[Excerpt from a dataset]
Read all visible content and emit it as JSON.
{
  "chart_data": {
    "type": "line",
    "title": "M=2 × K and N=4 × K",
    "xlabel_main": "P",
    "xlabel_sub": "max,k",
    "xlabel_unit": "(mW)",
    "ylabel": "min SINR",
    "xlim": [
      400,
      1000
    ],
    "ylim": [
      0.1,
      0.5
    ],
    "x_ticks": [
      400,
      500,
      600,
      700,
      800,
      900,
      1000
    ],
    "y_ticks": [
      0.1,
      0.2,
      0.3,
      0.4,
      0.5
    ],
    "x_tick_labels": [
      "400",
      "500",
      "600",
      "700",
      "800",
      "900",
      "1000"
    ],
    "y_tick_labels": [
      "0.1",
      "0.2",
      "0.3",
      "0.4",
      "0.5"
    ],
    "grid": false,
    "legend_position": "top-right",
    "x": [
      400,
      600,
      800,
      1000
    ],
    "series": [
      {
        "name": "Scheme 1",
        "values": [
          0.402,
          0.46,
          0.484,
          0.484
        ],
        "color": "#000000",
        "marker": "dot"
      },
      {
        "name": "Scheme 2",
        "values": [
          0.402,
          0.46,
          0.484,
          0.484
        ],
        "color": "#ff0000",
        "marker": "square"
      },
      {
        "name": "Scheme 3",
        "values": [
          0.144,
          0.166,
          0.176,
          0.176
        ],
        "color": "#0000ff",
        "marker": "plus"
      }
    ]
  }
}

### TASK OBJECTIVE
Each record above should be returned exactly as it appears.

### RESPONSE
Read all visible content and emit it as JSON.
{
  "chart_data": {
    "type": "line",
    "title": "M=2 × K and N=4 × K",
    "xlabel_main": "P",
    "xlabel_sub": "max,k",
    "xlabel_unit": "(mW)",
    "ylabel": "min SINR",
    "xlim": [
      400,
      1000
    ],
    "ylim": [
      0.1,
      0.5
    ],
    "x_ticks": [
      400,
      500,
      600,
      700,
      800,
      900,
      1000
    ],
    "y_ticks": [
      0.1,
      0.2,
      0.3,
      0.4,
      0.5
    ],
    "x_tick_labels": [
      "400",
      "500",
      "600",
      "700",
      "800",
      "900",
      "1000"
    ],
    "y_tick_labels": [
      "0.1",
      "0.2",
      "0.3",
      "0.4",
      "0.5"
    ],
    "grid": false,
    "legend_position": "top-right",
    "x": [
      400,
      600,
      800,
      1000
    ],
    "series": [
      {
        "name": "Scheme 1",
        "values": [
          0.402,
          0.46,
          0.484,
          0.484
        ],
        "color": "#000000",
        "marker": "dot"
      },
      {
        "name": "Scheme 2",
        "values": [
          0.402,
          0.46,
          0.484,
          0.484
        ],
        "color": "#ff0000",
        "marker": "square"
      },
      {
        "name": "Scheme 3",
        "values": [
          0.144,
          0.166,
          0.176,
          0.176
        ],
        "color": "#0000ff",
        "marker": "plus"
      }
    ]
  }
}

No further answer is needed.